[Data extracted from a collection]
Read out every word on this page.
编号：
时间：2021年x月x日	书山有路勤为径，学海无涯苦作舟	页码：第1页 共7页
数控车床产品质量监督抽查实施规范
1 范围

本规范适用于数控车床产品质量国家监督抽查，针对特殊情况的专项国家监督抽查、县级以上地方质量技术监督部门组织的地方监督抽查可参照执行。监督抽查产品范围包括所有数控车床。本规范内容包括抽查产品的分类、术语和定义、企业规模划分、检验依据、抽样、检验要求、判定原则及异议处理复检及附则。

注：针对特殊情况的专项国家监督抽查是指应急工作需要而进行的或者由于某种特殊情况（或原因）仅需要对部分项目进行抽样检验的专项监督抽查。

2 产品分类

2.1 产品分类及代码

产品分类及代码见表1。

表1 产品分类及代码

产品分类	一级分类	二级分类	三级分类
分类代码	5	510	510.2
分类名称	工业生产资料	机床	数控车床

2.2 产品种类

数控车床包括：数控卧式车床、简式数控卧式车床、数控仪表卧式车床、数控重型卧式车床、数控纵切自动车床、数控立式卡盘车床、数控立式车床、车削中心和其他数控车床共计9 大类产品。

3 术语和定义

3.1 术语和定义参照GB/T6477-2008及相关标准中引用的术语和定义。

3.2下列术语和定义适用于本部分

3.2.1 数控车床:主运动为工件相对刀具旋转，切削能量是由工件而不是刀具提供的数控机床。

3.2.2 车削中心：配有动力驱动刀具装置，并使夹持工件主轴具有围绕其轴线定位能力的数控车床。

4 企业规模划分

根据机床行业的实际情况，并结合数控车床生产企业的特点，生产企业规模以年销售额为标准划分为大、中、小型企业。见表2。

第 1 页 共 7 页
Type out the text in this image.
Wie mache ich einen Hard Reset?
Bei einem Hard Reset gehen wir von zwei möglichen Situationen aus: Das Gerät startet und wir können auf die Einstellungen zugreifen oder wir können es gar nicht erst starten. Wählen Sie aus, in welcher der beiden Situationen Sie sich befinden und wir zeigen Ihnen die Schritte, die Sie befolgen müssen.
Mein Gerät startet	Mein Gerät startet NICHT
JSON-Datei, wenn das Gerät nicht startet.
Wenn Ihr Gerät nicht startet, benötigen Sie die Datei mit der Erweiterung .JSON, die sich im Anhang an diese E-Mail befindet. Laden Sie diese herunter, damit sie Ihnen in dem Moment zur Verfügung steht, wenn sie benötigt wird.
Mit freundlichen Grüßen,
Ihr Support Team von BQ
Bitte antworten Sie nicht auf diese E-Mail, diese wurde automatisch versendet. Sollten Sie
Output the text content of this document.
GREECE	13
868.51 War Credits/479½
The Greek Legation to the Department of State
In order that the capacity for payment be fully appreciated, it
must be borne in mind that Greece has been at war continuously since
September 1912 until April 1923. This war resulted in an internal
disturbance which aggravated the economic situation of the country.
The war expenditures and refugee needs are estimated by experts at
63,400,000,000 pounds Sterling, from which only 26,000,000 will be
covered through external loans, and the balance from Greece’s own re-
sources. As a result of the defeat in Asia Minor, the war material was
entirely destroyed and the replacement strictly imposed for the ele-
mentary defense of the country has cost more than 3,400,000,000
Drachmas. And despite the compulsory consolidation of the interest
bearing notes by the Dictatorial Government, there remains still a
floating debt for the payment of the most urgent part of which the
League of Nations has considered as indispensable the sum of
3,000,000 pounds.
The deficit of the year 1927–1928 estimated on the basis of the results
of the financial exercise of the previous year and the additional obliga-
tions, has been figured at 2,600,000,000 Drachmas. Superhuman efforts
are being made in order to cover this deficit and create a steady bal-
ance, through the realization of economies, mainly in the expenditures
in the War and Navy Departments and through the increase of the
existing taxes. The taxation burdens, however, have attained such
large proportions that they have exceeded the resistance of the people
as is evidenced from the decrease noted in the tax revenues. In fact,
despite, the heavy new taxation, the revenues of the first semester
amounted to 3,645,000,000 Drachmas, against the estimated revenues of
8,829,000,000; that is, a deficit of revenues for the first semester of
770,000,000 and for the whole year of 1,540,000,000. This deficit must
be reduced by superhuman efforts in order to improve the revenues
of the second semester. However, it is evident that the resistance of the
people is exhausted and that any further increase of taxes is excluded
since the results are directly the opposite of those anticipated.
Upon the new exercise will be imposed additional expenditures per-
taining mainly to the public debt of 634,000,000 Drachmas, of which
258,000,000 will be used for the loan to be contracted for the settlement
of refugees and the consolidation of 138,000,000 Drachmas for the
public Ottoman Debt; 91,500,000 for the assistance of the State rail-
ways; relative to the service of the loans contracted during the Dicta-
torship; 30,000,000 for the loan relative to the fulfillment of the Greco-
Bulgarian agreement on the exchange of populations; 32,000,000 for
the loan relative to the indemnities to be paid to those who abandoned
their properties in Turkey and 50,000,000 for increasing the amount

AIM: From the listing above, extract all records word for word.

RESPONSE TO THE TASK:
Read out every word on this page.
编号：
时间：2021年x月x日	书山有路勤为径，学海无涯苦作舟	页码：第1页 共7页
数控车床产品质量监督抽查实施规范
1 范围

本规范适用于数控车床产品质量国家监督抽查，针对特殊情况的专项国家监督抽查、县级以上地方质量技术监督部门组织的地方监督抽查可参照执行。监督抽查产品范围包括所有数控车床。本规范内容包括抽查产品的分类、术语和定义、企业规模划分、检验依据、抽样、检验要求、判定原则及异议处理复检及附则。

注：针对特殊情况的专项国家监督抽查是指应急工作需要而进行的或者由于某种特殊情况（或原因）仅需要对部分项目进行抽样检验的专项监督抽查。

2 产品分类

2.1 产品分类及代码

产品分类及代码见表1。

表1 产品分类及代码

产品分类	一级分类	二级分类	三级分类
分类代码	5	510	510.2
分类名称	工业生产资料	机床	数控车床

2.2 产品种类

数控车床包括：数控卧式车床、简式数控卧式车床、数控仪表卧式车床、数控重型卧式车床、数控纵切自动车床、数控立式卡盘车床、数控立式车床、车削中心和其他数控车床共计9 大类产品。

3 术语和定义

3.1 术语和定义参照GB/T6477-2008及相关标准中引用的术语和定义。

3.2下列术语和定义适用于本部分

3.2.1 数控车床:主运动为工件相对刀具旋转，切削能量是由工件而不是刀具提供的数控机床。

3.2.2 车削中心：配有动力驱动刀具装置，并使夹持工件主轴具有围绕其轴线定位能力的数控车床。

4 企业规模划分

根据机床行业的实际情况，并结合数控车床生产企业的特点，生产企业规模以年销售额为标准划分为大、中、小型企业。见表2。

第 1 页 共 7 页
Type out the text in this image.
Wie mache ich einen Hard Reset?
Bei einem Hard Reset gehen wir von zwei möglichen Situationen aus: Das Gerät startet und wir können auf die Einstellungen zugreifen oder wir können es gar nicht erst starten. Wählen Sie aus, in welcher der beiden Situationen Sie sich befinden und wir zeigen Ihnen die Schritte, die Sie befolgen müssen.
Mein Gerät startet	Mein Gerät startet NICHT
JSON-Datei, wenn das Gerät nicht startet.
Wenn Ihr Gerät nicht startet, benötigen Sie die Datei mit der Erweiterung .JSON, die sich im Anhang an diese E-Mail befindet. Laden Sie diese herunter, damit sie Ihnen in dem Moment zur Verfügung steht, wenn sie benötigt wird.
Mit freundlichen Grüßen,
Ihr Support Team von BQ
Bitte antworten Sie nicht auf diese E-Mail, diese wurde automatisch versendet. Sollten Sie
Output the text content of this document.
GREECE	13
868.51 War Credits/479½
The Greek Legation to the Department of State
In order that the capacity for payment be fully appreciated, it
must be borne in mind that Greece has been at war continuously since
September 1912 until April 1923. This war resulted in an internal
disturbance which aggravated the economic situation of the country.
The war expenditures and refugee needs are estimated by experts at
63,400,000,000 pounds Sterling, from which only 26,000,000 will be
covered through external loans, and the balance from Greece’s own re-
sources. As a result of the defeat in Asia Minor, the war material was
entirely destroyed and the replacement strictly imposed for the ele-
mentary defense of the country has cost more than 3,400,000,000
Drachmas. And despite the compulsory consolidation of the interest
bearing notes by the Dictatorial Government, there remains still a
floating debt for the payment of the most urgent part of which the
League of Nations has considered as indispensable the sum of
3,000,000 pounds.
The deficit of the year 1927–1928 estimated on the basis of the results
of the financial exercise of the previous year and the additional obliga-
tions, has been figured at 2,600,000,000 Drachmas. Superhuman efforts
are being made in order to cover this deficit and create a steady bal-
ance, through the realization of economies, mainly in the expenditures
in the War and Navy Departments and through the increase of the
existing taxes. The taxation burdens, however, have attained such
large proportions that they have exceeded the resistance of the people
as is evidenced from the decrease noted in the tax revenues. In fact,
despite, the heavy new taxation, the revenues of the first semester
amounted to 3,645,000,000 Drachmas, against the estimated revenues of
8,829,000,000; that is, a deficit of revenues for the first semester of
770,000,000 and for the whole year of 1,540,000,000. This deficit must
be reduced by superhuman efforts in order to improve the revenues
of the second semester. However, it is evident that the resistance of the
people is exhausted and that any further increase of taxes is excluded
since the results are directly the opposite of those anticipated.
Upon the new exercise will be imposed additional expenditures per-
taining mainly to the public debt of 634,000,000 Drachmas, of which
258,000,000 will be used for the loan to be contracted for the settlement
of refugees and the consolidation of 138,000,000 Drachmas for the
public Ottoman Debt; 91,500,000 for the assistance of the State rail-
ways; relative to the service of the loans contracted during the Dicta-
torship; 30,000,000 for the loan relative to the fulfillment of the Greco-
Bulgarian agreement on the exchange of populations; 32,000,000 for
the loan relative to the indemnities to be paid to those who abandoned
their properties in Turkey and 50,000,000 for increasing the amount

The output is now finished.